### GOAL
Isolate every line in the data with the string "Source" and copy it.

————————

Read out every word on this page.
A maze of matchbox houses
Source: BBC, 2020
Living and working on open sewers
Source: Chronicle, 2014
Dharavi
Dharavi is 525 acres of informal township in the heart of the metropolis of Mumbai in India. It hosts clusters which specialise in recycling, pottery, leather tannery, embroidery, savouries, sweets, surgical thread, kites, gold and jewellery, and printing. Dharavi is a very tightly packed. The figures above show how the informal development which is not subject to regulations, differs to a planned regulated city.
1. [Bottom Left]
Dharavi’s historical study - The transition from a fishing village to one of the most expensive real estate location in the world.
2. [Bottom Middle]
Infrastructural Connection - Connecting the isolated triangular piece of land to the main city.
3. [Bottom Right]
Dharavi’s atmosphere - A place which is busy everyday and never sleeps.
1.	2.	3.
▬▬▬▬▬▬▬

————————

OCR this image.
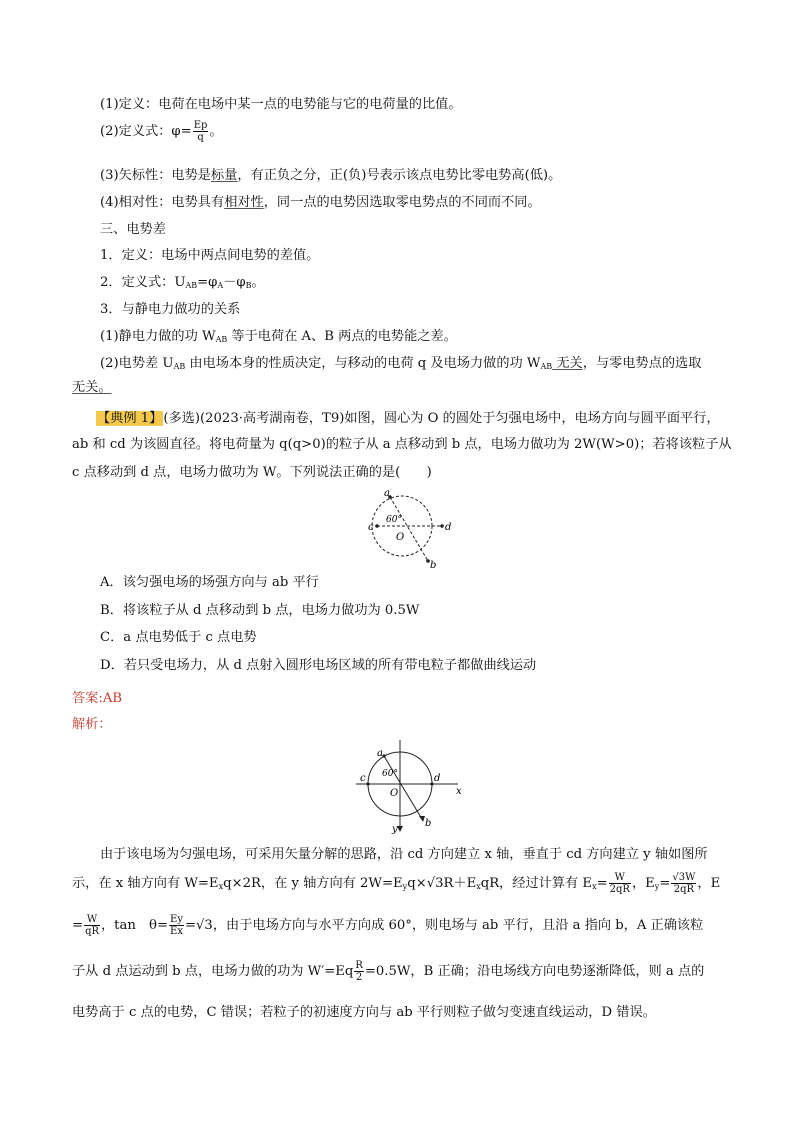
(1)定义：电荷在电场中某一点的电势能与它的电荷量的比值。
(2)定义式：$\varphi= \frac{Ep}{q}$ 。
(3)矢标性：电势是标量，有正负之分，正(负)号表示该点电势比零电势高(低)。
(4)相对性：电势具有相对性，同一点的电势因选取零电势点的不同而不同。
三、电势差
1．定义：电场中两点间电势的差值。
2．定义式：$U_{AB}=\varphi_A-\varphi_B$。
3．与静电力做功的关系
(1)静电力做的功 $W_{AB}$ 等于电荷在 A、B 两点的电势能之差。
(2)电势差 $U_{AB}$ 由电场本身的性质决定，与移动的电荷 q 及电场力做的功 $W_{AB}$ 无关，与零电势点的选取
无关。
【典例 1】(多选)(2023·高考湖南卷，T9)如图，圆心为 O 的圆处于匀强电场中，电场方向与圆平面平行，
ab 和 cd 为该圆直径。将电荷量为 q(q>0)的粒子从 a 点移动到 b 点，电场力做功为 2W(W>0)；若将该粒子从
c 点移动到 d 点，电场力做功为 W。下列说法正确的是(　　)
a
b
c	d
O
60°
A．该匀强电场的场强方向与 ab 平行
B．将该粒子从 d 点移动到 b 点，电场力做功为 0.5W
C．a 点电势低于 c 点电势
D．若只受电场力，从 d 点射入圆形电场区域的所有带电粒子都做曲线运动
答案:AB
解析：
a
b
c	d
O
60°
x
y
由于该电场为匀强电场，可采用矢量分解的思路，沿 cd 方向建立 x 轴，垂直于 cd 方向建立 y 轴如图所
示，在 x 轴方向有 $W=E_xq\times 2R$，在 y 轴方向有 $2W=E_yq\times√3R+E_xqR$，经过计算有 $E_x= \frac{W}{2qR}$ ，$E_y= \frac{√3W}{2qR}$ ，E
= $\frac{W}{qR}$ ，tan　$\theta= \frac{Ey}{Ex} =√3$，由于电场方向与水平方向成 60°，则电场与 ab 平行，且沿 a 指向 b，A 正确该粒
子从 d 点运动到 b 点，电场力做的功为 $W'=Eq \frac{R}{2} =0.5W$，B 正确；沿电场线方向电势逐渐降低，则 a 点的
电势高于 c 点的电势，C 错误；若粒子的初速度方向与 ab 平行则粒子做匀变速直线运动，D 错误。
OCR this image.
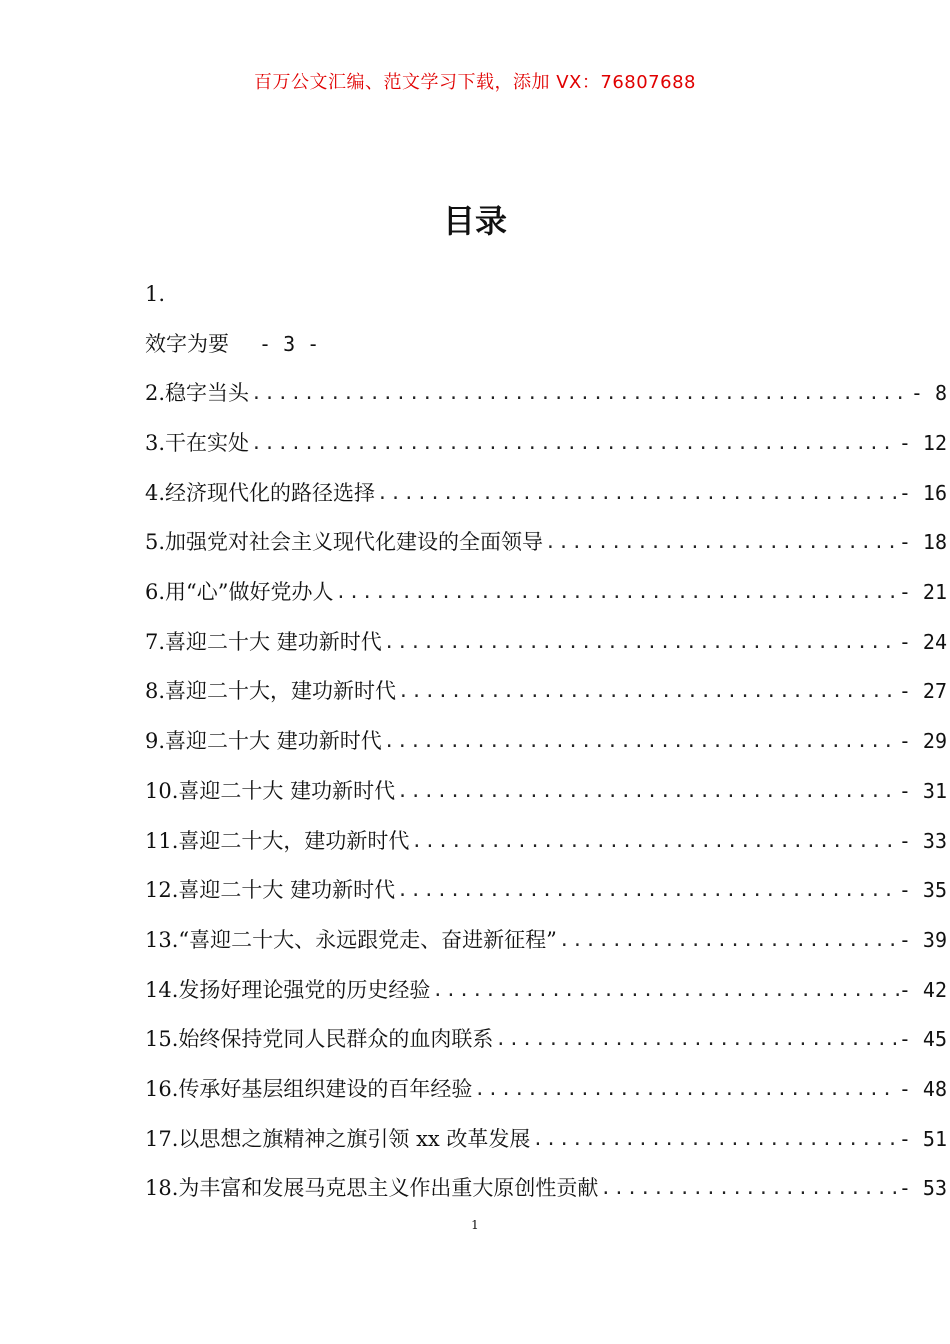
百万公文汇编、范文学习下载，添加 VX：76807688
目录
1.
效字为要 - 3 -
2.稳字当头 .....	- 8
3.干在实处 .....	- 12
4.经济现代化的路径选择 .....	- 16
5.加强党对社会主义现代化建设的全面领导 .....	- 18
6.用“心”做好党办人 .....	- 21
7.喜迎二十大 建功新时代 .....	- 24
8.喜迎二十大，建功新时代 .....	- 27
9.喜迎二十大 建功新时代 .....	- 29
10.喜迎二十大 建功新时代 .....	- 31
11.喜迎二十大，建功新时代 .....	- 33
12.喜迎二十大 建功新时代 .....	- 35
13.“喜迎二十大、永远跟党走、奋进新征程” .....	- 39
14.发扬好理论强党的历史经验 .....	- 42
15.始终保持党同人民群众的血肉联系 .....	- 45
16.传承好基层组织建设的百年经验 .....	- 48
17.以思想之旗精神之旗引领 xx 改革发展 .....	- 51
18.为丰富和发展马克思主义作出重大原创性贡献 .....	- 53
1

————————

### FINISHED TASK
Source: BBC, 2020
Source: Chronicle, 2014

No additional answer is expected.